Dataset excerpts:
----
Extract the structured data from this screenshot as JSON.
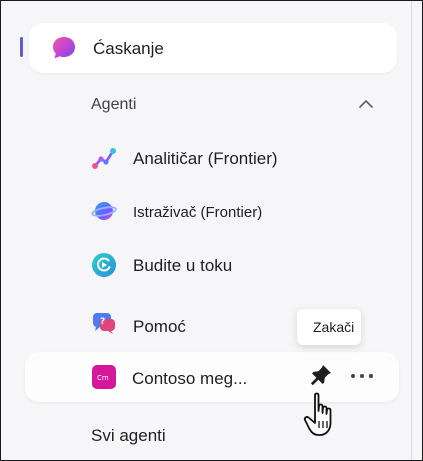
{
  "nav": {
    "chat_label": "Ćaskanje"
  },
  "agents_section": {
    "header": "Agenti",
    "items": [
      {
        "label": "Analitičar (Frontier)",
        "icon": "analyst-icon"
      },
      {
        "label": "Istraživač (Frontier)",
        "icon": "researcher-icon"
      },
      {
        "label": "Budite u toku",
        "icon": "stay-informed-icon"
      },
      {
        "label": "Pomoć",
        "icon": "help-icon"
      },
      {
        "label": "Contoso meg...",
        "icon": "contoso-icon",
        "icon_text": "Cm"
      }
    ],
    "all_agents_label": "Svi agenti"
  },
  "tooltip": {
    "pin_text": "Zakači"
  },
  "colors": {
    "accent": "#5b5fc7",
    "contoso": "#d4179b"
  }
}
----
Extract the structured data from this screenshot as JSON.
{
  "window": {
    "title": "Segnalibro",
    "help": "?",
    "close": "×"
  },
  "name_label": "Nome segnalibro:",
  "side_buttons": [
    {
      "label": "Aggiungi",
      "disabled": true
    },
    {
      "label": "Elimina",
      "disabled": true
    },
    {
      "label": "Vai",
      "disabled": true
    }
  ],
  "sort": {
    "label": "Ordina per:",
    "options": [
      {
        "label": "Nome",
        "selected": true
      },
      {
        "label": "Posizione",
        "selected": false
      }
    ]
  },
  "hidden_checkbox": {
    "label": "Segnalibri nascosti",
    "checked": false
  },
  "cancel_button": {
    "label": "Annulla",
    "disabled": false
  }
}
----
▶ **PROBLEM**: Find the word "Frontier" in the entries above and gather every line that holds it.

▶ **SOLVED EXERCISE**:
        "label": "Analitičar (Frontier)",
        "label": "Istraživač (Frontier)",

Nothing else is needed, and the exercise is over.